> _Required work_
Of the lines below, how many hold the string "text"? Give only the number.

====== Material

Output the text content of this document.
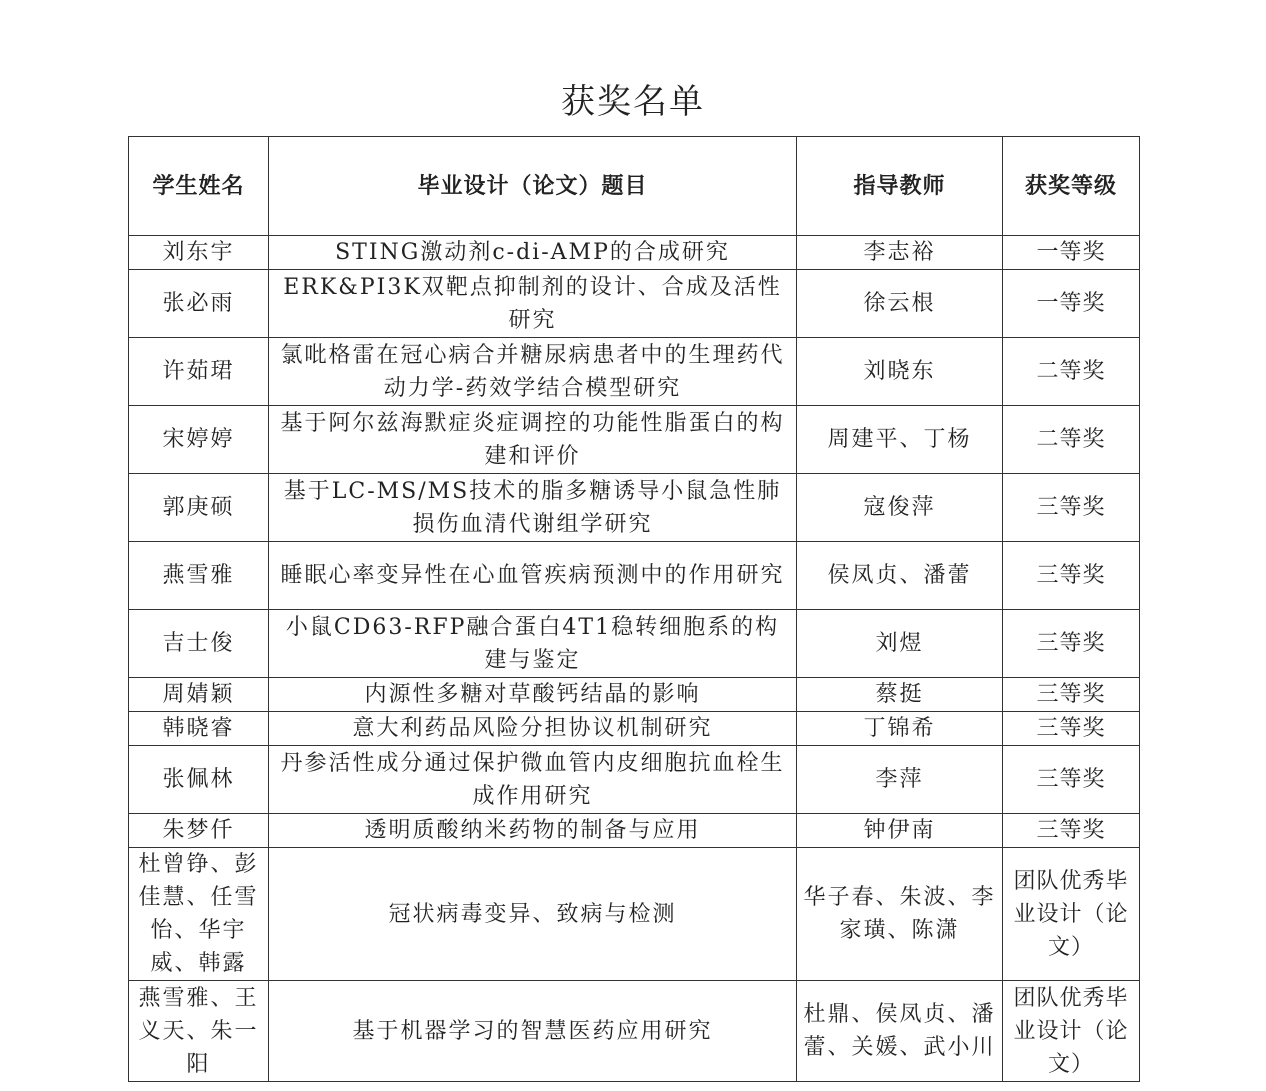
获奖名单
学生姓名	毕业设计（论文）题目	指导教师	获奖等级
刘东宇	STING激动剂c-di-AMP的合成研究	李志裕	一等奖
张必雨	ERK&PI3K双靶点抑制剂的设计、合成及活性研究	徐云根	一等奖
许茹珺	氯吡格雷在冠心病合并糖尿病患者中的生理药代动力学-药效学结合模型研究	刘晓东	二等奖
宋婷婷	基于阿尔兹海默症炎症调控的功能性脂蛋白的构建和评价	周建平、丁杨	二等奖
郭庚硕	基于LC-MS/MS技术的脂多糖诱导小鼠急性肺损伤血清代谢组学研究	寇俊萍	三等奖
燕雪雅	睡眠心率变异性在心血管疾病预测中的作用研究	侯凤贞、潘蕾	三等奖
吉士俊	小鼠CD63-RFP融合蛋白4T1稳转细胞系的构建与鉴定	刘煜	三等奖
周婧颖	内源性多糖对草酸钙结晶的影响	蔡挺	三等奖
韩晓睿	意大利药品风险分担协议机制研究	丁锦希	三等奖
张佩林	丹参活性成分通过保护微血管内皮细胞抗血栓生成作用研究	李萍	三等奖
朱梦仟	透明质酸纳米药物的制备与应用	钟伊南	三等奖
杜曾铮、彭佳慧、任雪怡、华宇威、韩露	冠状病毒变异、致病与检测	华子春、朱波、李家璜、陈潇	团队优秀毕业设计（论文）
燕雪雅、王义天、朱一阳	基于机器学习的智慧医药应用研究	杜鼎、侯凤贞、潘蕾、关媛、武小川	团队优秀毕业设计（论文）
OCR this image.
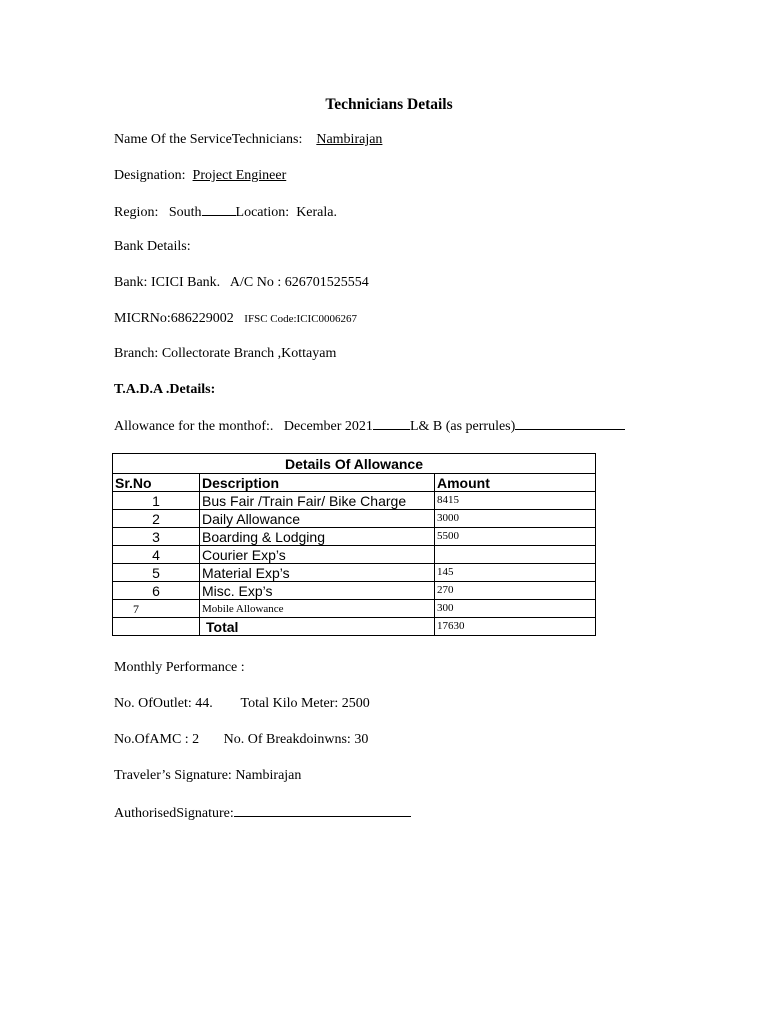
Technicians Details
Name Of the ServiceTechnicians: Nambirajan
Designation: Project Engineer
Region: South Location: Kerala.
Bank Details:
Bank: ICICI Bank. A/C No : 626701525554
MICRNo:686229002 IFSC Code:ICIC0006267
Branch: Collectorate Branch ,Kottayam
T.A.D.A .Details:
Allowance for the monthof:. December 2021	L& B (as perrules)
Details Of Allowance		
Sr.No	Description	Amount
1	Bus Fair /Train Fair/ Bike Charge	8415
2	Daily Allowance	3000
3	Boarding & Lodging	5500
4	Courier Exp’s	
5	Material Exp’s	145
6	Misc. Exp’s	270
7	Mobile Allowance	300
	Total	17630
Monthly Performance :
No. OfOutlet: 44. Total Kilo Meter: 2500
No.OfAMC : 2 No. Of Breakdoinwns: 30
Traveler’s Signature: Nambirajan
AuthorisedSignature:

============
====== Material

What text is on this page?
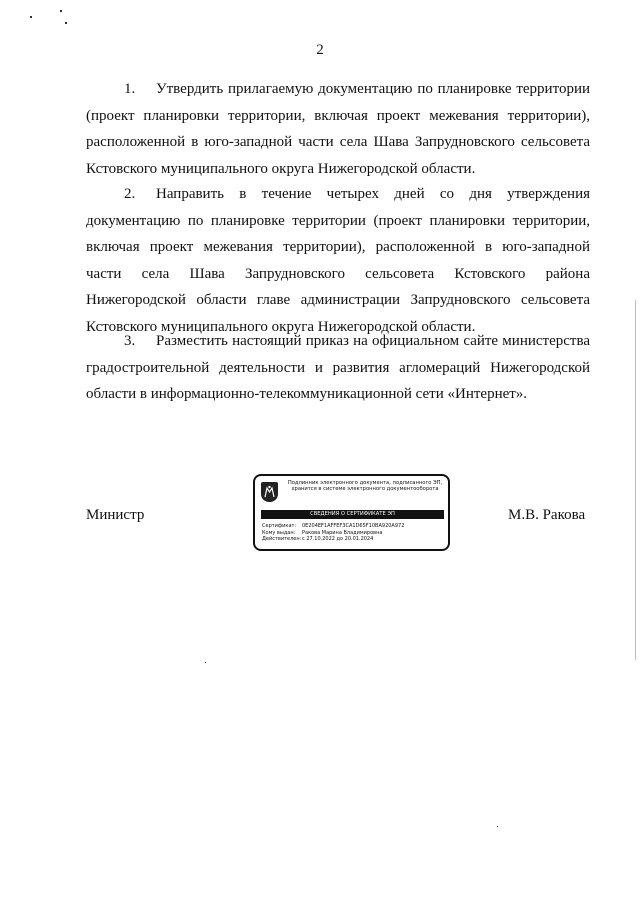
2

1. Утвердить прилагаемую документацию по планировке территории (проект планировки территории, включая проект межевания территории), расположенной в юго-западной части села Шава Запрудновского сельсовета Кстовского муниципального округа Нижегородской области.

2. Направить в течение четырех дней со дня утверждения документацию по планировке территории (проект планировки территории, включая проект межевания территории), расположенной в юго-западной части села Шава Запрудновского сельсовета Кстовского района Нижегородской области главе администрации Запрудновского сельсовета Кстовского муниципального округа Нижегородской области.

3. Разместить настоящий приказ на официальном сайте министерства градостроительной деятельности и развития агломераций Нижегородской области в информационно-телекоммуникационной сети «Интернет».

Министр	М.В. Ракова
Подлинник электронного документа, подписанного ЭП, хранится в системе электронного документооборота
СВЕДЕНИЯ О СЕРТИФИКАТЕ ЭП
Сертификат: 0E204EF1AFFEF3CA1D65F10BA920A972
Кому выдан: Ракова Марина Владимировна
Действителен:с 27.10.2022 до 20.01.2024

============
====== Material

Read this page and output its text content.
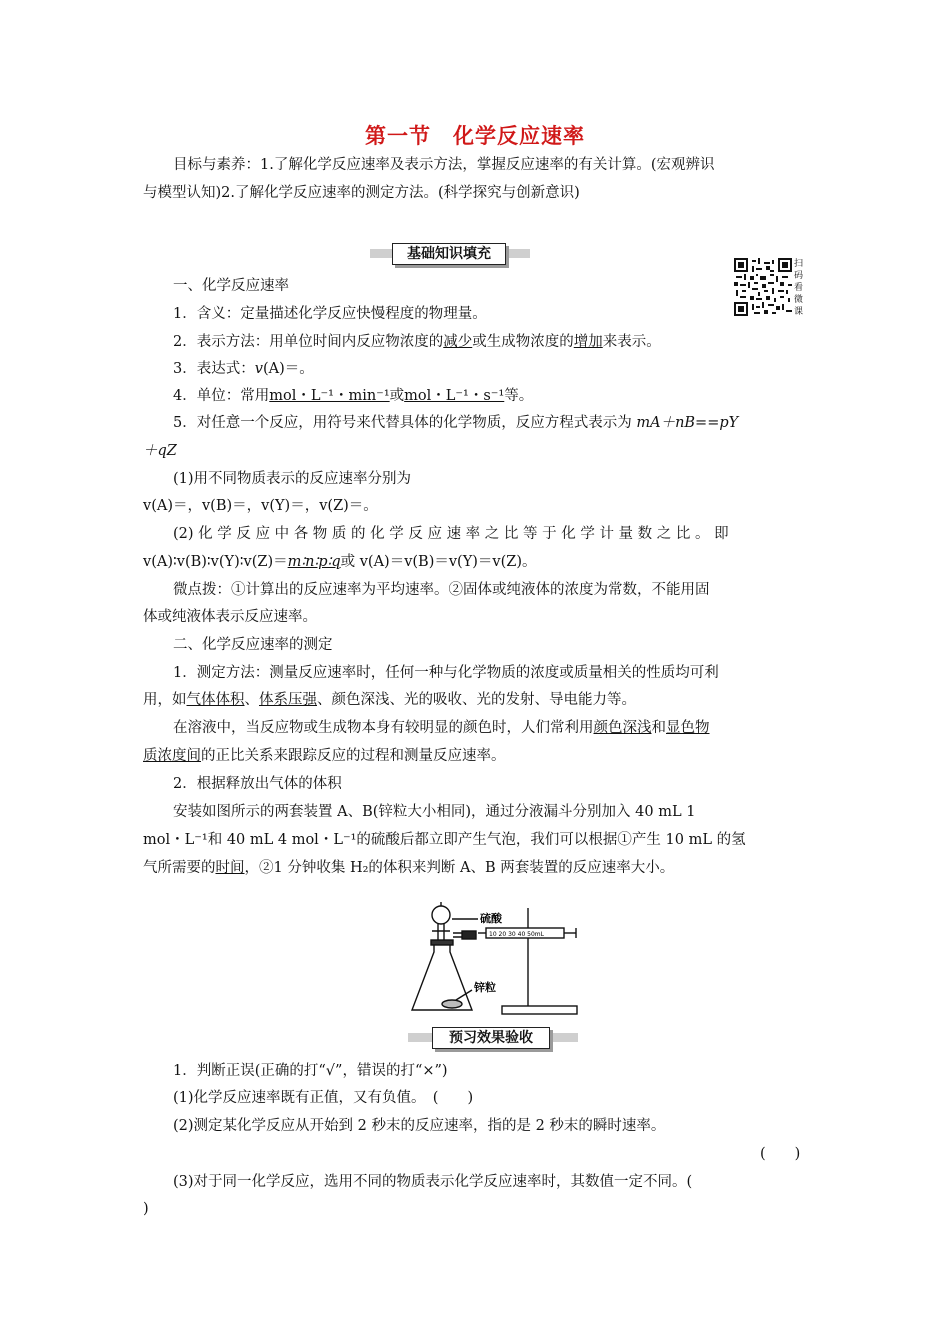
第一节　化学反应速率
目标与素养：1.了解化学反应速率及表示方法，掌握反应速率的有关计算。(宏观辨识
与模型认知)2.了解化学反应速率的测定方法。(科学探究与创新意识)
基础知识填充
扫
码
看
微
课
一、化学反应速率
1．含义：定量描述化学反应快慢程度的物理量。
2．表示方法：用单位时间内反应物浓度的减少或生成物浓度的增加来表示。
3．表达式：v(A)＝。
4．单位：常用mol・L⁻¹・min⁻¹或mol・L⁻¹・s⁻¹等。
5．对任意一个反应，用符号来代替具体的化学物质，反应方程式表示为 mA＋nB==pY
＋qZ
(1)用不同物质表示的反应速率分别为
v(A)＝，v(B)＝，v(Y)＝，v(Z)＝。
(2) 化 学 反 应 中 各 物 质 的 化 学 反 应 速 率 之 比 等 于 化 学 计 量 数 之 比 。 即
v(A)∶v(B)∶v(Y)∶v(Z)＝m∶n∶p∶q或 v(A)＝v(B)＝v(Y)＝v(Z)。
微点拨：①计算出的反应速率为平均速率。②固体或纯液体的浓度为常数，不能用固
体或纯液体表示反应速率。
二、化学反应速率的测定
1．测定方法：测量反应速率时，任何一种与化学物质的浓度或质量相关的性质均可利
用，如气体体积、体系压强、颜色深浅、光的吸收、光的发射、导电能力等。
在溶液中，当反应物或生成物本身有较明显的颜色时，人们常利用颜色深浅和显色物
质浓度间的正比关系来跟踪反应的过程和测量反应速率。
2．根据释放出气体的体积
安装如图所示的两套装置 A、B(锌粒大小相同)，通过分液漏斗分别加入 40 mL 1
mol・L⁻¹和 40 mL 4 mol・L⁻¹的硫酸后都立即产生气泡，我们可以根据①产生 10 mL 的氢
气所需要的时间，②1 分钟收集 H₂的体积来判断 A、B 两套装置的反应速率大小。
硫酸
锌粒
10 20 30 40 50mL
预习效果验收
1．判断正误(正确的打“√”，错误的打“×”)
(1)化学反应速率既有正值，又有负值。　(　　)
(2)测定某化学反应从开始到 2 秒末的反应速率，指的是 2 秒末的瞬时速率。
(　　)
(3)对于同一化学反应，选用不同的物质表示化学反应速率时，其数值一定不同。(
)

============

> _Result of the task_
3